Selected excerpt →
########

How to Create a Budget as a Beginner

Are you ready to create a budget and save money? You are not alone!

It is never too late to start a budget at any age or time.

According to CNBC, 70% of Americans feel financially stressed, with fewer than 50% of U.S. adults having an adequate emergency fund. Let’s avoid this stress by creating a budget!

As a budget beginner, sticking to a simple plan is essential. The following five steps will help you be more financially responsible and meet your goals for the new year.

Step 1: Set personalized goals 

Before you get the calculator out, take a few moments to jot down a few personal financial goals. There is a reason you are learning how to create a budget.

You may need help with credit card debt, want to purchase your first home, or suddenly have less income due to student loan payments or a new car.

The entire reason I started Believe In A Budget was to share how I wanted to pay off my credit card debt while side hustling, so I understand what it’s like to set a budget and create goals!

I like to use a notebook to keep track of all my goals and personal notes, but you can also use the notes app on your phone.

It’s smart to set goals to plan for a vacation, a shopping trip or even going out to eat.  

Whatever your situation, you can easily create a budget that works for you.

########

Data lines →
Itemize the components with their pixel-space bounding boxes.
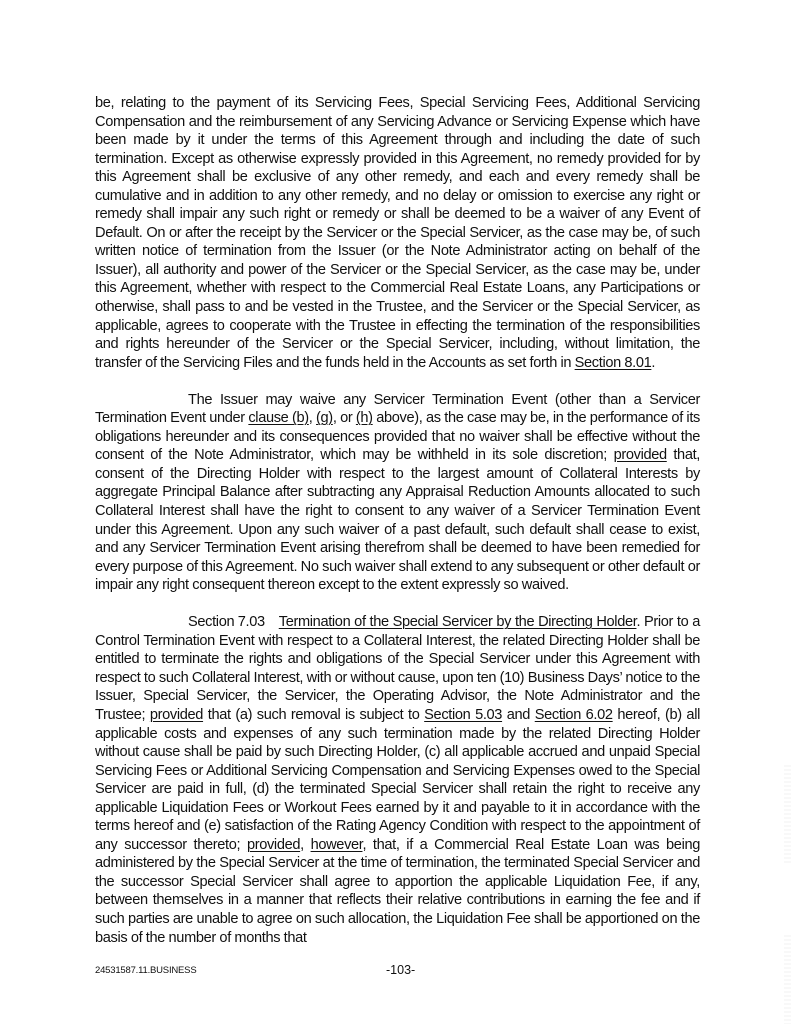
separator: , — [308, 410, 317, 427]
scan-edge-artifact — [784, 935, 791, 1024]
paragraph-text: , that, if a Commercial Real Estate Loan was being administered by the Special Servicer at the time of termination, the terminated Special Servicer and the successor Special Servicer shall agree to apportion the applicable Liquidation Fee, if any, between themselves in a manner that reflects their relative contributions in earning the fee and if such parties are unable to agree on such allocation, the Liquidation Fee shall be apportioned on the basis of the number of months that — [95, 836, 700, 946]
document-id: 24531587.11.BUSINESS — [95, 965, 197, 976]
paragraph-text: above), as the case may be, in the performance of its obligations hereunder and its consequences provided that no waiver shall be effective without the consent of the Note Administrator, which may be withheld in its sole discretion; — [95, 410, 700, 464]
clause-g-reference: (g) — [316, 410, 333, 427]
paragraph-text: The Issuer may waive any Servicer Termination Event (other than a Servicer Termination Event under — [95, 391, 700, 427]
clause-h-reference: (h) — [355, 410, 373, 427]
scan-edge-artifact — [784, 765, 791, 865]
page-footer — [95, 963, 700, 979]
separator: , — [300, 836, 311, 853]
paragraph-text: that (a) such removal is subject to — [203, 706, 425, 723]
separator: , or — [332, 410, 356, 427]
paragraph-text: . Prior to a Control Termination Event with respect to a Collateral Interest, the related Directing Holder shall be entitled to terminate the rights and obligations of the Special Servicer under this Agreement with respect to such Collateral Interest, with or without cause, upon ten (10) Business Days’ notice to the Issuer, Special Servicer, the Servicer, the Operating Advisor, the Note Administrator and the Trustee; — [95, 614, 700, 723]
section-number: Section 7.03 — [188, 614, 265, 631]
provided-term: provided — [149, 706, 204, 723]
section-heading: Termination of the Special Servicer by the Directing Holder — [278, 614, 637, 631]
clause-b-reference: clause (b) — [248, 410, 309, 427]
page-number: -103- — [386, 963, 416, 977]
paragraph-text: be, relating to the payment of its Servicing Fees, Special Servicing Fees, Additional Servicing Compensation and the reimbursement of any Servicing Advance or Servicing Expense which have been made by it under the terms of this Agreement through and including the date of such termination. Except as otherwise expressly provided in this Agreement, no remedy provided for by this Agreement shall be exclusive of any other remedy, and each and every remedy shall be cumulative and in addition to any other remedy, and no delay or omission to exercise any right or remedy shall impair any such right or remedy or shall be deemed to be a waiver of any Event of Default. On or after the receipt by the Servicer or the Special Servicer, as the case may be, of such written notice of termination from the Issuer (or the Note Administrator acting on behalf of the Issuer), all authority and power of the Servicer or the Special Servicer, as the case may be, under this Agreement, whether with respect to the Commercial Real Estate Loans, any Participations or otherwise, shall pass to and be vested in the Trustee, and the Servicer or the Special Servicer, as applicable, agrees to cooperate with the Trustee in effecting the termination of the responsibilities and rights hereunder of the Servicer or the Special Servicer, including, without limitation, the transfer of the Servicing Files and the funds held in the Accounts as set forth in — [95, 95, 700, 371]
paragraph-text: hereof, (b) all applicable costs and expenses of any such termination made by the related Directing Holder without cause shall be paid by such Directing Holder, (c) all applicable accrued and unpaid Special Servicing Fees or Additional Servicing Compensation and Servicing Expenses owed to the Special Servicer are paid in full, (d) the terminated Special Servicer shall retain the right to receive any applicable Liquidation Fees or Workout Fees earned by it and payable to it in accordance with the terms hereof and (e) satisfaction of the Rating Agency Condition with respect to the appointment of any successor thereto; — [95, 706, 700, 853]
paragraph-text: that, consent of the Directing Holder with respect to the largest amount of Collateral Interests by aggregate Principal Balance after subtracting any Appraisal Reduction Amounts allocated to such Collateral Interest shall have the right to consent to any waiver of a Servicer Termination Event under this Agreement. Upon any such waiver of a past default, such default shall cease to exist, and any Servicer Termination Event arising therefrom shall be deemed to have been remedied for every purpose of this Agreement. No such waiver shall extend to any subsequent or other default or impair any right consequent thereon except to the extent expressly so waived. — [95, 447, 701, 594]
provided-term: provided — [246, 836, 301, 853]
section-6-02-reference: Section 6.02 — [534, 706, 613, 723]
paragraph-text: and — [502, 706, 535, 723]
section-5-03-reference: Section 5.03 — [424, 706, 503, 723]
paragraph-waiver — [95, 391, 700, 595]
however-term: however — [310, 836, 363, 853]
document-page — [95, 94, 700, 947]
paragraph-text: . — [651, 354, 656, 371]
paragraph-termination-remedies — [95, 94, 700, 372]
paragraph-section-7-03 — [95, 613, 700, 947]
provided-term: provided — [613, 447, 667, 464]
section-8-01-reference: Section 8.01 — [574, 354, 652, 371]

########

Goal → Carry the budgeting article forward from its last sentence. The entries are separate material and have nothing to do with the budgeting article.

The response →
Having financial goals not only helps you pay off your debt faster but can also give you insight into your overall spending habits. 

Step 2: Calculate your net income

If you are a salary worker or generally have the same pay weekly, bimonthly (every two weeks), or monthly, it will be easy to calculate your monthly income.

Use your take-home pay, the amount you receive in your check or deposited in your bank account, to calculate your monthly net income.

Part-time workers, employees with variable hours, or gig workers may calculate an average take-home pay.

When I used to side hustle in addition to my full time job, I always made sure to track my side hustle income separately!

Gather as many pay statements as possible, add up all of them, and divide them by how many months of pay you have collected. 

If your side hustle gig doesn’t provide you with a traditional paycheck, keep track of how much you are paid per gig.

This calculation will give you an average monthly income.

Creating a budget that reflects your lowest monthly pay is best if your income varies widely.

Remember, as a 1099 employee, you must deduct 15.3% from your monthly take-home pay for taxes.

Step 3: Track your expenses

The top expenses are housing, transportation, food, and insurance. However, it’s critical to track every personal expense when learning how to budget as a beginner.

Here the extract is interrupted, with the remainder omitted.